_Requirements_. Copy each line of the records that contains the word "with".

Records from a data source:
+ + + + + + +

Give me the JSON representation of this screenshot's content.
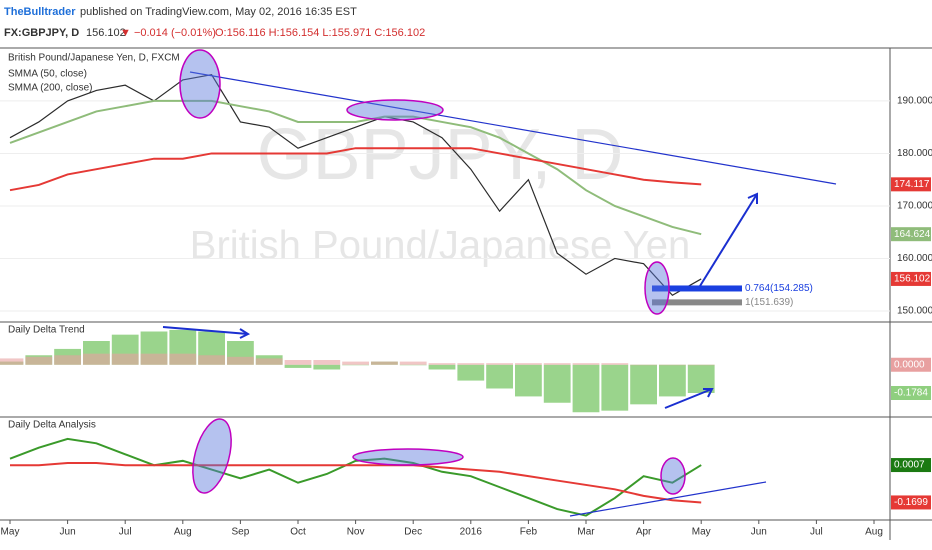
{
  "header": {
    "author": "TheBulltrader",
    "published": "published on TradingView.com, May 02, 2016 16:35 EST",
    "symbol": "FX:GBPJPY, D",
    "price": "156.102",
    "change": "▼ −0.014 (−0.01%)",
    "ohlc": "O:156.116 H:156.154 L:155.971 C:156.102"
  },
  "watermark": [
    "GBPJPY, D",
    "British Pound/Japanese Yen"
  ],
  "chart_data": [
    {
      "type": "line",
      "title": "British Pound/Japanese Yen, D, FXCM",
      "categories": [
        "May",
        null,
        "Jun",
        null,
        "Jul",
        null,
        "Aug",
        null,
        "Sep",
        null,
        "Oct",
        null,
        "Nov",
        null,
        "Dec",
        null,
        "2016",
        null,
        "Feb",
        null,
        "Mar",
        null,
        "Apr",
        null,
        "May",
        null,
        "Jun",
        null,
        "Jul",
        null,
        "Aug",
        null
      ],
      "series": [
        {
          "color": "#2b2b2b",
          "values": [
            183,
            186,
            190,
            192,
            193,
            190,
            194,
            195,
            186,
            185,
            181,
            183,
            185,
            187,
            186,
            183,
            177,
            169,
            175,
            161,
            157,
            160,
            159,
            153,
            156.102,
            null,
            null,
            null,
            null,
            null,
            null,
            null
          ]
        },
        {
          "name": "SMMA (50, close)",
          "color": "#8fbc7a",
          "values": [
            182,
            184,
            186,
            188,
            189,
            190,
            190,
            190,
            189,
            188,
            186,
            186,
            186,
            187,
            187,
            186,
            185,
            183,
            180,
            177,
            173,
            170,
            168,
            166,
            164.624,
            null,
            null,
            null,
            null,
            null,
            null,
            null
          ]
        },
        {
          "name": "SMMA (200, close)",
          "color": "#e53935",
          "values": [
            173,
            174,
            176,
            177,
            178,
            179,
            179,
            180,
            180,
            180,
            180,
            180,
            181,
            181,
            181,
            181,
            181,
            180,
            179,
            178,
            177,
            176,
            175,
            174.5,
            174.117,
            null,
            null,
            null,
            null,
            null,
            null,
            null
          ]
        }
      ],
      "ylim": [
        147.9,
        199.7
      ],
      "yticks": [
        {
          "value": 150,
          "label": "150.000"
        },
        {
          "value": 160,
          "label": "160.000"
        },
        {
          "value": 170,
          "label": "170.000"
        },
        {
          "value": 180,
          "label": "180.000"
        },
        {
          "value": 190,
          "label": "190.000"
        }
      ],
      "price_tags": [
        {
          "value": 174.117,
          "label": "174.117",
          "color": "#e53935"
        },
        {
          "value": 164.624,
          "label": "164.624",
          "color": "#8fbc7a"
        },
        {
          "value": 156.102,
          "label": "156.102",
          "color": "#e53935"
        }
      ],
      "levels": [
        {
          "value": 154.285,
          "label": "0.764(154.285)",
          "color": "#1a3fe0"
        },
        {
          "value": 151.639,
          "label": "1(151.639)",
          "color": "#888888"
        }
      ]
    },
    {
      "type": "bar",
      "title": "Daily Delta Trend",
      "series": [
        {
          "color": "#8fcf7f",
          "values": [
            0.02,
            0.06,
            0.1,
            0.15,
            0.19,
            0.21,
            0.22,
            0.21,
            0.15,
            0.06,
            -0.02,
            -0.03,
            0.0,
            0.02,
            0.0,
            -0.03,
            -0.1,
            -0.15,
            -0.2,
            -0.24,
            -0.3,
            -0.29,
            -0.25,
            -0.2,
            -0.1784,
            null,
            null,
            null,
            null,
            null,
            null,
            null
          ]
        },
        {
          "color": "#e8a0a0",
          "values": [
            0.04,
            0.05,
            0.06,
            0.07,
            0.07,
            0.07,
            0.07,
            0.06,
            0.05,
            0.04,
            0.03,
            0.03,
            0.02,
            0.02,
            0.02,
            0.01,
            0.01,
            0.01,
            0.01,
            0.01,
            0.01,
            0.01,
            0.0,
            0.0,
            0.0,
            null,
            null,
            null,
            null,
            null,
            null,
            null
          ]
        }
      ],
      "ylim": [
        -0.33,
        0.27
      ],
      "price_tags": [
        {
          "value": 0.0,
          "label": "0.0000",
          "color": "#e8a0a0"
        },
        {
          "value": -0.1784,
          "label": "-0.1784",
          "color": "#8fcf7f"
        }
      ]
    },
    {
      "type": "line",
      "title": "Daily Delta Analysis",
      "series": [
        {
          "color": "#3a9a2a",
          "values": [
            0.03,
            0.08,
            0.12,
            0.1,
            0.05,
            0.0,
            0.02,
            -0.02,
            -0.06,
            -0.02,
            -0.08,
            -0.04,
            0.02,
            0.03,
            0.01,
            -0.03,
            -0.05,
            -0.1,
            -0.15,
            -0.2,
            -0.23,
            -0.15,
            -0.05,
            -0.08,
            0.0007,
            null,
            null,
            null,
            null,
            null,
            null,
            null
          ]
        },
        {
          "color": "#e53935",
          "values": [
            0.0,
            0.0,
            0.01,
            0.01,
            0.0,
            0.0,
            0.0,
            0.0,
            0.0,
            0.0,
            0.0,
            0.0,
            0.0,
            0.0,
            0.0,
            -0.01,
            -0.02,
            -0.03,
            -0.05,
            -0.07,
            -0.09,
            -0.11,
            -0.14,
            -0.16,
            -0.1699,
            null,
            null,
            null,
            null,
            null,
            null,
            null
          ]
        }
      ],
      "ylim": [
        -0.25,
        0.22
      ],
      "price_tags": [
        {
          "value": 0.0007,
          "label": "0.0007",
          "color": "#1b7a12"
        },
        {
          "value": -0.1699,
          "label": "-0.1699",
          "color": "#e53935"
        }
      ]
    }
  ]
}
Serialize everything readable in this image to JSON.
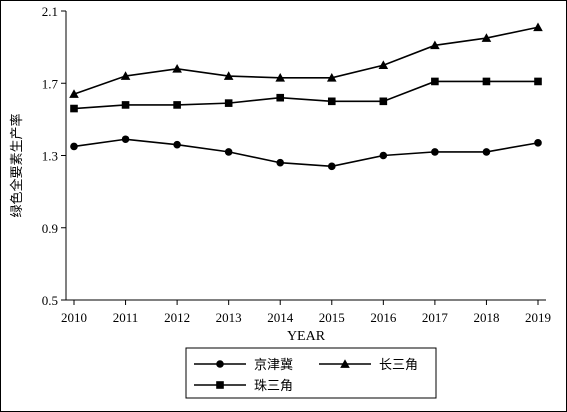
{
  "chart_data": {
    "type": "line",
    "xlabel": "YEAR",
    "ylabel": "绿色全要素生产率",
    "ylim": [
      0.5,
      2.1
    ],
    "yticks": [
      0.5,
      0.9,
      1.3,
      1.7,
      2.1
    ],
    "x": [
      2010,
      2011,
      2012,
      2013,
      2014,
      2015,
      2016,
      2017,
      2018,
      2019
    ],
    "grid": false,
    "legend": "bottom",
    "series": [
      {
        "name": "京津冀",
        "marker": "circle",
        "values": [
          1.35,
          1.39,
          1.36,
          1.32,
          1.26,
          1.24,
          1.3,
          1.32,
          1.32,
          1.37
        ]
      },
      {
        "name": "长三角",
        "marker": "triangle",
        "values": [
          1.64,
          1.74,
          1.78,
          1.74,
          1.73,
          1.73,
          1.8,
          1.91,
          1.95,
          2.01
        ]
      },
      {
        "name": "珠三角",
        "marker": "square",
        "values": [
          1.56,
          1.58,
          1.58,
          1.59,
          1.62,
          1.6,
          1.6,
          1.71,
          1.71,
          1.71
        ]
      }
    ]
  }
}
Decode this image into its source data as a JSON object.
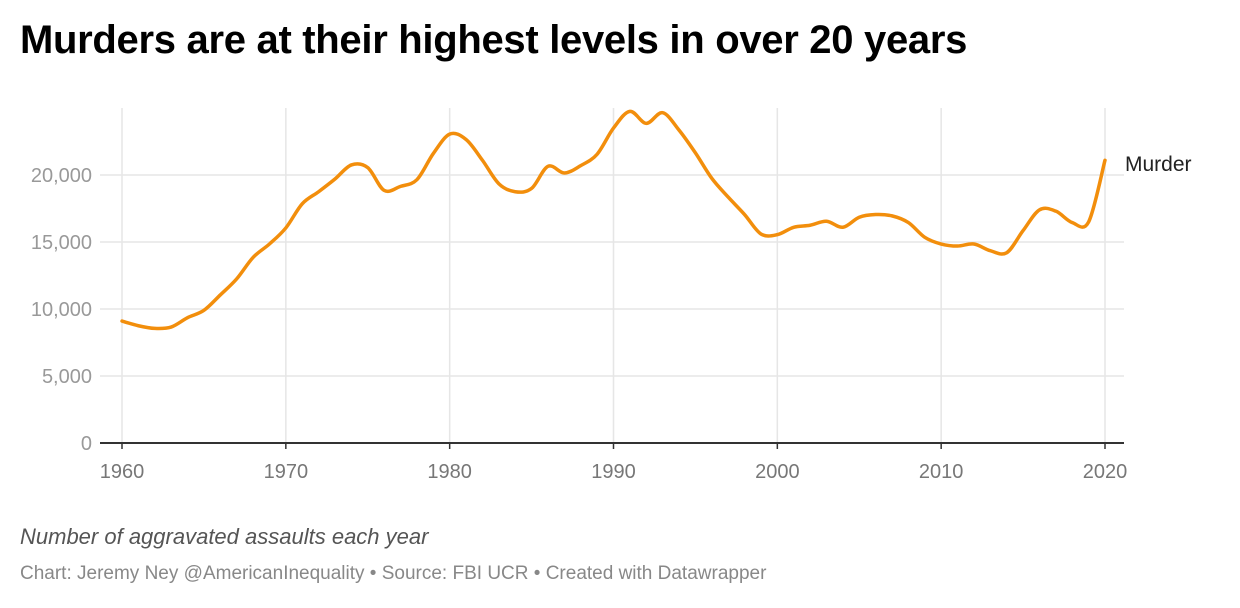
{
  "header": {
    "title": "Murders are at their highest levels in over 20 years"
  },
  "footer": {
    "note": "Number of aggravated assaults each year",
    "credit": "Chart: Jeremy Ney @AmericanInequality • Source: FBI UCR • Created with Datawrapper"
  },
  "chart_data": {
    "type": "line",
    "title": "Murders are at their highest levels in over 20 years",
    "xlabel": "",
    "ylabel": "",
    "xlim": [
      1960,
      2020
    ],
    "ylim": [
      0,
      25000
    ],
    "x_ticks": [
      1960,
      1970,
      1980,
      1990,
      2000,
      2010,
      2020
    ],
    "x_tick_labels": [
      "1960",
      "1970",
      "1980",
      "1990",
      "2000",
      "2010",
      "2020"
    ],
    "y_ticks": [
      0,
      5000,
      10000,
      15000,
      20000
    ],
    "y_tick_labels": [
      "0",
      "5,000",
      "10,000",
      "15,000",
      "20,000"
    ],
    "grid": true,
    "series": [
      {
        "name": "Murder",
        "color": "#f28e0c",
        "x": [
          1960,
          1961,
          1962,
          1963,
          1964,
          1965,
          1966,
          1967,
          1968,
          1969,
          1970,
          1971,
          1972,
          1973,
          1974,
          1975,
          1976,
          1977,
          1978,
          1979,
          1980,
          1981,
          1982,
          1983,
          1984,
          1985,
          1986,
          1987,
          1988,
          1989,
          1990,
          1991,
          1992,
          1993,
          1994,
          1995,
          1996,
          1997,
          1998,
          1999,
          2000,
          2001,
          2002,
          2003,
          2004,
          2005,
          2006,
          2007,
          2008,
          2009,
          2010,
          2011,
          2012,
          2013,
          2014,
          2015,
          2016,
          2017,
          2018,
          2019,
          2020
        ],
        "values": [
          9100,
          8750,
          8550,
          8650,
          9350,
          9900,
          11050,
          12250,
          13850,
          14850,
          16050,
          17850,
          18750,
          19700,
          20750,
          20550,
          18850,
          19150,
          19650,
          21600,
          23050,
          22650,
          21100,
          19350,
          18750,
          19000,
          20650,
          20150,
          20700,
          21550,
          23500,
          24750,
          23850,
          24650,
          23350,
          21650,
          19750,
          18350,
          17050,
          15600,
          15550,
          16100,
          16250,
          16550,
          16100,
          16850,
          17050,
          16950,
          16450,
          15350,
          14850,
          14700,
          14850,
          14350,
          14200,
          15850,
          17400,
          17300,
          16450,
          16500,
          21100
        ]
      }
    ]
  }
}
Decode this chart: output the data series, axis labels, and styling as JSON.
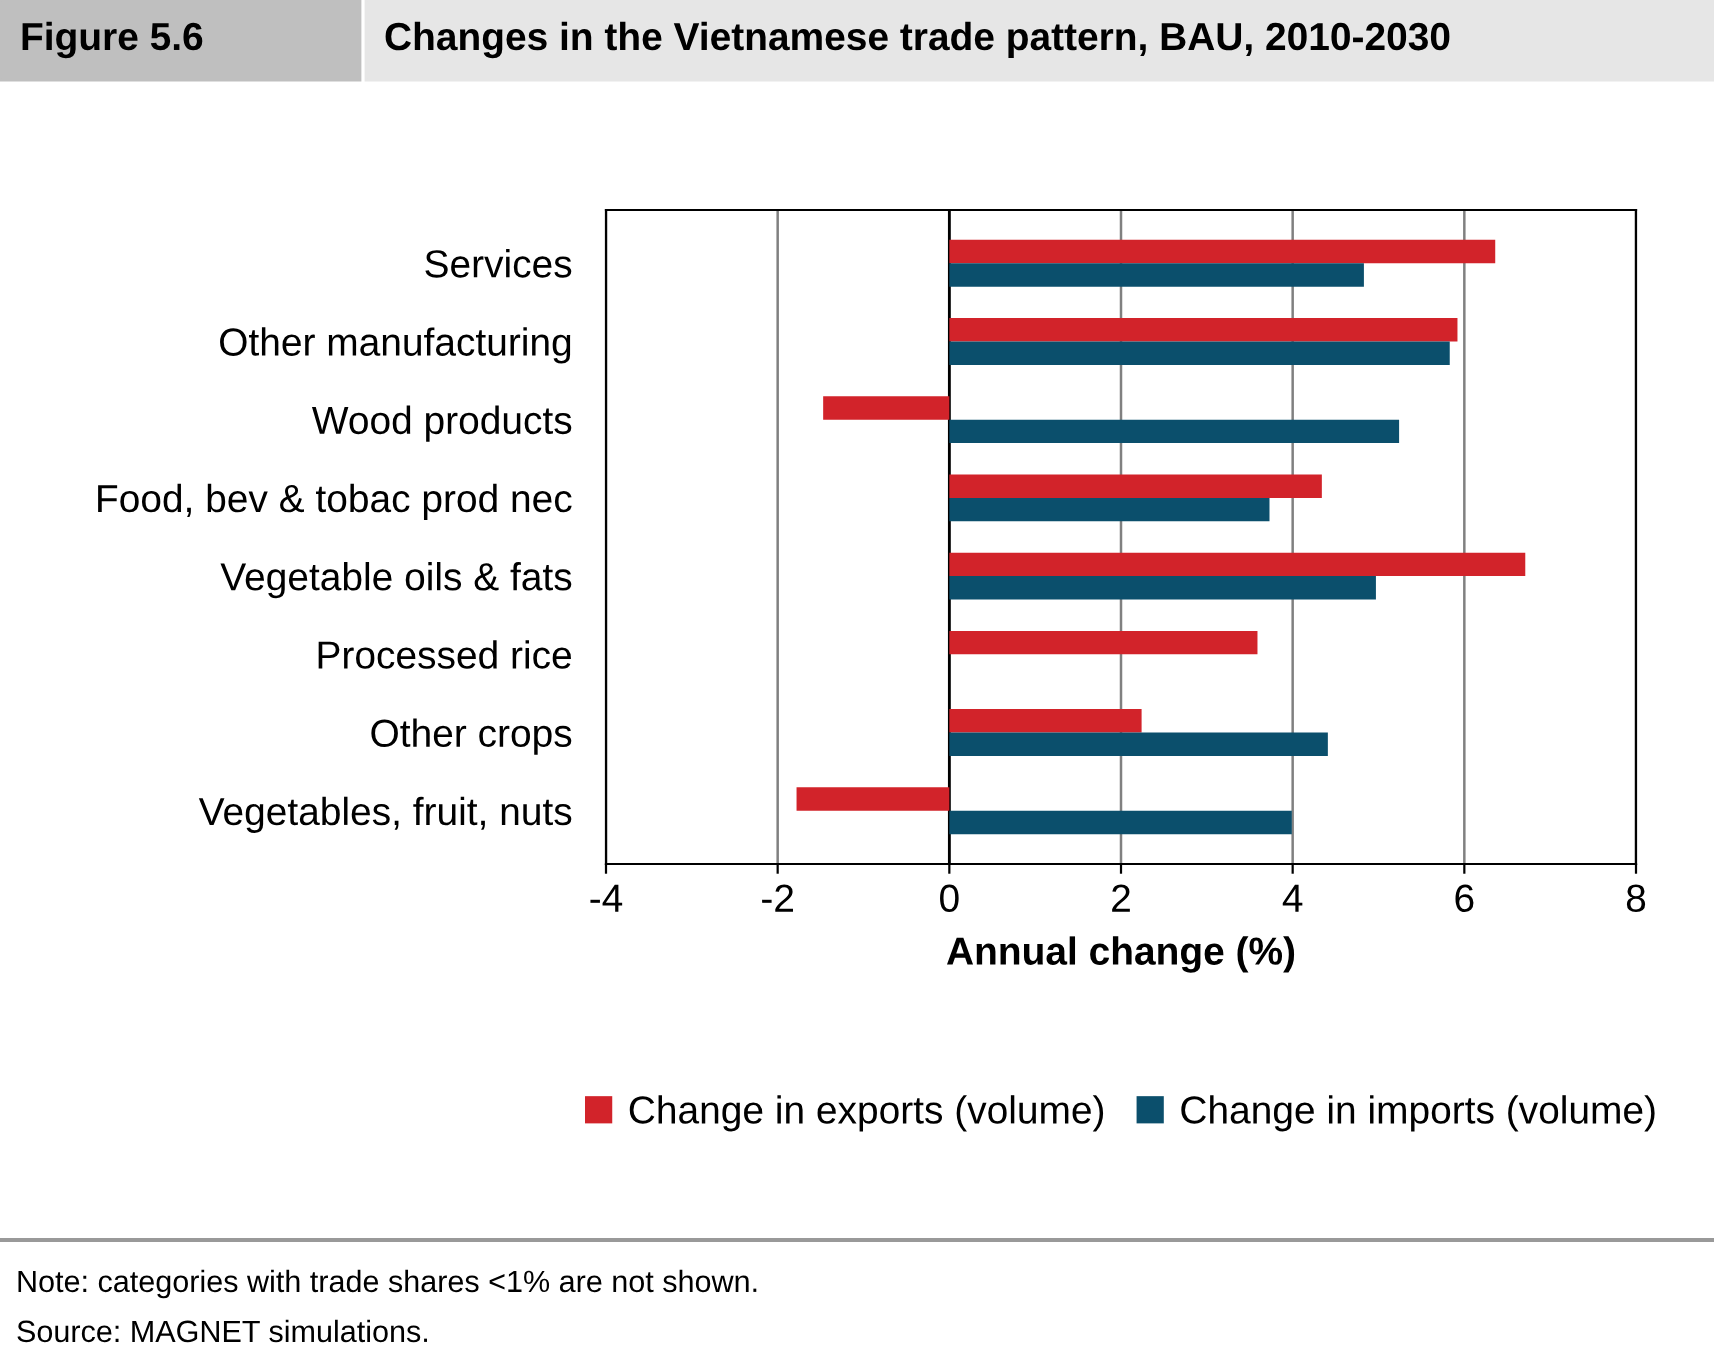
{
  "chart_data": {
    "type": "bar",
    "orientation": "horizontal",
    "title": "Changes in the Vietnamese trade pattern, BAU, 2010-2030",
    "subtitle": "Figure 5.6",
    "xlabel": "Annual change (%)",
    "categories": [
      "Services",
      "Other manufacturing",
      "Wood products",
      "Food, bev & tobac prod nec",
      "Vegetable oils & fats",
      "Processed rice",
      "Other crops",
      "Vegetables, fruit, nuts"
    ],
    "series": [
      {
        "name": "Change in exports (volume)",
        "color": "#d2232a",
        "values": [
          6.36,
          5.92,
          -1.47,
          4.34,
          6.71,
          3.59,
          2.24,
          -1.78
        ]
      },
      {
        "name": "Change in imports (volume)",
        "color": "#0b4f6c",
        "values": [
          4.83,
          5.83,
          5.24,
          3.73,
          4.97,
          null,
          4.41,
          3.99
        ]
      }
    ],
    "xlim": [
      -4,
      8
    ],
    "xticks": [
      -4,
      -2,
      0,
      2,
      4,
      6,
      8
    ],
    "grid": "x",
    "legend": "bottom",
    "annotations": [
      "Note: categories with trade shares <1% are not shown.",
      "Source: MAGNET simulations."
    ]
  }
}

+ + + + + + +

_Full solution_.
    "credit": "Chart: Jeremy Ney @AmericanInequality • Source: FBI UCR • Created with Datawrapper"
      "Note: categories with trade shares <1% are not shown.",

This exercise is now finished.